### WHAT YOU SHOULD DO
Reproduce the whole listing, character for character.

### DATA TO USE
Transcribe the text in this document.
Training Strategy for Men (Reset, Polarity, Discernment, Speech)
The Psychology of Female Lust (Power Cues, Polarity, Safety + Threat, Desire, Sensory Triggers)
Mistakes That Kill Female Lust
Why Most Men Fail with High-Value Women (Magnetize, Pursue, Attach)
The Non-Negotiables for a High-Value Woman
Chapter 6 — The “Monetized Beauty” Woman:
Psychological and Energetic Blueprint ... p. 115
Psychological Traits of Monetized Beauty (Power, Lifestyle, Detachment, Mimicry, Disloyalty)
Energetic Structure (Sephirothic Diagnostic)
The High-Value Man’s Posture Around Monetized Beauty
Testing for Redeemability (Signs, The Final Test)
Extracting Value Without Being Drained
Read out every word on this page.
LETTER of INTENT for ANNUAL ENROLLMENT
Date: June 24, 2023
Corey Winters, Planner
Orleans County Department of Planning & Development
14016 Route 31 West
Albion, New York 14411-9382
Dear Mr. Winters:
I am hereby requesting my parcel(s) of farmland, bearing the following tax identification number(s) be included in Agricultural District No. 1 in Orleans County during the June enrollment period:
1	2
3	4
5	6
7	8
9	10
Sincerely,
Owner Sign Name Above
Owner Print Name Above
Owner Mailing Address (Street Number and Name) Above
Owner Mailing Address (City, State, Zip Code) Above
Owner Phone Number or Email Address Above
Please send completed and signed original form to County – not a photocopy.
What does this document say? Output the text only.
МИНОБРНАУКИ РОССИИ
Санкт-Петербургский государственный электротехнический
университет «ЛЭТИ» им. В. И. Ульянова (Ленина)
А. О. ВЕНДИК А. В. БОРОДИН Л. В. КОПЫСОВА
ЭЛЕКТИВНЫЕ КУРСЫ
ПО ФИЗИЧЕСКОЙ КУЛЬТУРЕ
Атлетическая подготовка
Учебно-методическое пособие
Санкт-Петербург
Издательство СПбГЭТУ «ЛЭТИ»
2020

### THE ANSWER
Transcribe the text in this document.
Training Strategy for Men (Reset, Polarity, Discernment, Speech)
The Psychology of Female Lust (Power Cues, Polarity, Safety + Threat, Desire, Sensory Triggers)
Mistakes That Kill Female Lust
Why Most Men Fail with High-Value Women (Magnetize, Pursue, Attach)
The Non-Negotiables for a High-Value Woman
Chapter 6 — The “Monetized Beauty” Woman:
Psychological and Energetic Blueprint ... p. 115
Psychological Traits of Monetized Beauty (Power, Lifestyle, Detachment, Mimicry, Disloyalty)
Energetic Structure (Sephirothic Diagnostic)
The High-Value Man’s Posture Around Monetized Beauty
Testing for Redeemability (Signs, The Final Test)
Extracting Value Without Being Drained
Read out every word on this page.
LETTER of INTENT for ANNUAL ENROLLMENT
Date: June 24, 2023
Corey Winters, Planner
Orleans County Department of Planning & Development
14016 Route 31 West
Albion, New York 14411-9382
Dear Mr. Winters:
I am hereby requesting my parcel(s) of farmland, bearing the following tax identification number(s) be included in Agricultural District No. 1 in Orleans County during the June enrollment period:
1	2
3	4
5	6
7	8
9	10
Sincerely,
Owner Sign Name Above
Owner Print Name Above
Owner Mailing Address (Street Number and Name) Above
Owner Mailing Address (City, State, Zip Code) Above
Owner Phone Number or Email Address Above
Please send completed and signed original form to County – not a photocopy.
What does this document say? Output the text only.
МИНОБРНАУКИ РОССИИ
Санкт-Петербургский государственный электротехнический
университет «ЛЭТИ» им. В. И. Ульянова (Ленина)
А. О. ВЕНДИК А. В. БОРОДИН Л. В. КОПЫСОВА
ЭЛЕКТИВНЫЕ КУРСЫ
ПО ФИЗИЧЕСКОЙ КУЛЬТУРЕ
Атлетическая подготовка
Учебно-методическое пособие
Санкт-Петербург
Издательство СПбГЭТУ «ЛЭТИ»
2020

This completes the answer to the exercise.